Task: Scan the material for the word "content", and copy each line where it shows up.

Dataset:
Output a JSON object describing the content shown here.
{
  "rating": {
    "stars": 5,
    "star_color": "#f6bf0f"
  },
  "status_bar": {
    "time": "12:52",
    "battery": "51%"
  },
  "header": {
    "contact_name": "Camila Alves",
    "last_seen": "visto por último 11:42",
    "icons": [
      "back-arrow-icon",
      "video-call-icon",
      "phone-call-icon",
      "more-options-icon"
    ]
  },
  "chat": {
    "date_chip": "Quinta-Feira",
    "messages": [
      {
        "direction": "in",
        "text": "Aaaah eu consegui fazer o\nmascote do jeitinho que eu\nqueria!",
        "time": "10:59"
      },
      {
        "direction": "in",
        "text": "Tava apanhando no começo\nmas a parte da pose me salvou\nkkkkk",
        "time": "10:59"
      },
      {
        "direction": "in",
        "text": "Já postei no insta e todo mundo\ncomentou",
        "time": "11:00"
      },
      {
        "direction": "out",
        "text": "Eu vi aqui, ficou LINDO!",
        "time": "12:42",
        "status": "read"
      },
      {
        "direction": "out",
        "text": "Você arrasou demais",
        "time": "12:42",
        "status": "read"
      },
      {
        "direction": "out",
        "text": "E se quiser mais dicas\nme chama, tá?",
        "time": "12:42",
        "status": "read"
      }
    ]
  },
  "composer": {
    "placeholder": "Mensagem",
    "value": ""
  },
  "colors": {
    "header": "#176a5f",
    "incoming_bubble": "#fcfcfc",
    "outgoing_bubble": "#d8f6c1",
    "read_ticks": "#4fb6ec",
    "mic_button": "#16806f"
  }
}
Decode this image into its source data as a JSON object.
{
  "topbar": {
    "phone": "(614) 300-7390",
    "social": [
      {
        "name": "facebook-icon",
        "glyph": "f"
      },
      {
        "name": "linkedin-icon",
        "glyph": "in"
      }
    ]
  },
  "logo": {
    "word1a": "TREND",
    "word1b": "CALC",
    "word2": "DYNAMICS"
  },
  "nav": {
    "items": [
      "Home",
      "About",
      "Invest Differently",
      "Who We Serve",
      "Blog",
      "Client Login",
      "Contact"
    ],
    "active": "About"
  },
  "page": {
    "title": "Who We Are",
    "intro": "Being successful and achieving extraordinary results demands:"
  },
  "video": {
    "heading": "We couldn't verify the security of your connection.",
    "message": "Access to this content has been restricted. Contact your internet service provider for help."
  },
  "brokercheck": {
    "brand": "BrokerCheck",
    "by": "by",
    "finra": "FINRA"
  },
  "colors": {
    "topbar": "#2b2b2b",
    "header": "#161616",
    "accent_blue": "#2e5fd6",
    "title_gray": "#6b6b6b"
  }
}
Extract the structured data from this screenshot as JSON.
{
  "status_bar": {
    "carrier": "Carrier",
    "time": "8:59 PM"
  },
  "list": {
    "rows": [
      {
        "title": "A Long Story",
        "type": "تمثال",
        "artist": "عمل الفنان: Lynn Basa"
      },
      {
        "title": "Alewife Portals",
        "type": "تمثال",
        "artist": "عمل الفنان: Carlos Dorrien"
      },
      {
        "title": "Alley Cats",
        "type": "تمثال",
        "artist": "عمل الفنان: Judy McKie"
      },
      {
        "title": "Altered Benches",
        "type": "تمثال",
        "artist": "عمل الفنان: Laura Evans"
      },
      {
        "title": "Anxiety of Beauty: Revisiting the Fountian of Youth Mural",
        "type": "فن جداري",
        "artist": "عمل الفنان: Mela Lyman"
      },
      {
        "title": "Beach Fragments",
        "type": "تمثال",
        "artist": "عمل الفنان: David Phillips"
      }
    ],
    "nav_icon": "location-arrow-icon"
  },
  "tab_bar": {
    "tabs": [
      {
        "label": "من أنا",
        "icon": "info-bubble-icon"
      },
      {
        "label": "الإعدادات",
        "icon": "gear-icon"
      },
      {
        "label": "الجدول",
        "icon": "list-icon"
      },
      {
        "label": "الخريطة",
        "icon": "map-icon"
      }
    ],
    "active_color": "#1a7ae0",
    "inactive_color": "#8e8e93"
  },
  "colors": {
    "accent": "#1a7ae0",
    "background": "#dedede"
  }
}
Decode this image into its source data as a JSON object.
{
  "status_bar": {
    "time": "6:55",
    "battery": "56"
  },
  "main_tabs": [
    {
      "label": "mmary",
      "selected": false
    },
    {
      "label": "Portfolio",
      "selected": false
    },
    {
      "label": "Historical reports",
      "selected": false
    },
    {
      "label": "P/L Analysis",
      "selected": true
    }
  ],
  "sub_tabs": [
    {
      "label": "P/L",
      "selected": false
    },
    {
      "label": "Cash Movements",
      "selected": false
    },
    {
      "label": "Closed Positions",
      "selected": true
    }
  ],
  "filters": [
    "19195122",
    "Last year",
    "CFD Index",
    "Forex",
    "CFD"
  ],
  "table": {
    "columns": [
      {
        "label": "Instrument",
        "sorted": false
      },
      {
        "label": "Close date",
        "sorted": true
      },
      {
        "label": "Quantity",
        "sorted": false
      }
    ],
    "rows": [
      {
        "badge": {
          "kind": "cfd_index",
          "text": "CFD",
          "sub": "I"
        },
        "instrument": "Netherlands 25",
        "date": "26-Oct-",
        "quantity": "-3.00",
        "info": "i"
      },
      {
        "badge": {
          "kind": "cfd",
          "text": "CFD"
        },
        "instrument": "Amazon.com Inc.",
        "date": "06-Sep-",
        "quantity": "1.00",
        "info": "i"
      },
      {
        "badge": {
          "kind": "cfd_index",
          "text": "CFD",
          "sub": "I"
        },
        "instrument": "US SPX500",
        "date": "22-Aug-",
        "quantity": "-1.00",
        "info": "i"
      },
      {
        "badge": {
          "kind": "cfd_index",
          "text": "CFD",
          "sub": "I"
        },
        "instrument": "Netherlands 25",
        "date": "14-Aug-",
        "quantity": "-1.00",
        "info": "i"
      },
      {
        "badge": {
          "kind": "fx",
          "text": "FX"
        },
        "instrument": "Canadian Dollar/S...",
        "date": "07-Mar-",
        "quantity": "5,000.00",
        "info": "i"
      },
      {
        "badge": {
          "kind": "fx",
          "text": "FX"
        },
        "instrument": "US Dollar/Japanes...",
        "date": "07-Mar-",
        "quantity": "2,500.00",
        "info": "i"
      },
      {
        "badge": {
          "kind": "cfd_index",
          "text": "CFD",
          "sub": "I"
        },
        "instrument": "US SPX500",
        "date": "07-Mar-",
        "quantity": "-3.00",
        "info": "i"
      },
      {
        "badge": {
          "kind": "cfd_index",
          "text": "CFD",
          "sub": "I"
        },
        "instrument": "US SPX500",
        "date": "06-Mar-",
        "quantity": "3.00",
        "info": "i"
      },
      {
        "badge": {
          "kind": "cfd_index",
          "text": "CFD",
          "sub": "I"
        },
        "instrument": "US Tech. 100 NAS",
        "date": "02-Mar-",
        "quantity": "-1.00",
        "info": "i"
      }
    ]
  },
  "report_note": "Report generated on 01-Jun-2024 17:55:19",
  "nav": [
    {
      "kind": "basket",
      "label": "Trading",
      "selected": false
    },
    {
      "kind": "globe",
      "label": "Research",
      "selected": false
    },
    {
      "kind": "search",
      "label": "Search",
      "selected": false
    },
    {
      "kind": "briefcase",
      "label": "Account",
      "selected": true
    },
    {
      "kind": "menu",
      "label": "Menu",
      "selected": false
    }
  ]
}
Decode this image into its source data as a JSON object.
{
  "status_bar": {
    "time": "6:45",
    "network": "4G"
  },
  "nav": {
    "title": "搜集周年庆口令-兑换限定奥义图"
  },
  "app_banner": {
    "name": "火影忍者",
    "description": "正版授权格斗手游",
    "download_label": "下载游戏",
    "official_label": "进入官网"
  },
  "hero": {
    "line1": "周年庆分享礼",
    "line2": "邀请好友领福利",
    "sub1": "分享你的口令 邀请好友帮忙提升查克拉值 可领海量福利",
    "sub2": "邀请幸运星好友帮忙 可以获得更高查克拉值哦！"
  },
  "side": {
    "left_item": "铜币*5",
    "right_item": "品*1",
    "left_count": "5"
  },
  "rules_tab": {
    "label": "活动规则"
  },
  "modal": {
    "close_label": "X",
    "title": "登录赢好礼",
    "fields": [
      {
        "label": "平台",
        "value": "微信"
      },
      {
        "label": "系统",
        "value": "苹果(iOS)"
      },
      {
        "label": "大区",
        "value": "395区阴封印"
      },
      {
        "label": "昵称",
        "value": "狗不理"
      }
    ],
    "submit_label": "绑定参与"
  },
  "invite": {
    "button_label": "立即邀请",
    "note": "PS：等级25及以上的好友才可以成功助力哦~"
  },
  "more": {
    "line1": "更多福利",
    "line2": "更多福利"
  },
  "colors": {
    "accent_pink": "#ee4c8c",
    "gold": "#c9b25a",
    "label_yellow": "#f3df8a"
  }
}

Expected output:
Output a JSON object describing the content shown here.
    "message": "Access to this content has been restricted. Contact your internet service provider for help."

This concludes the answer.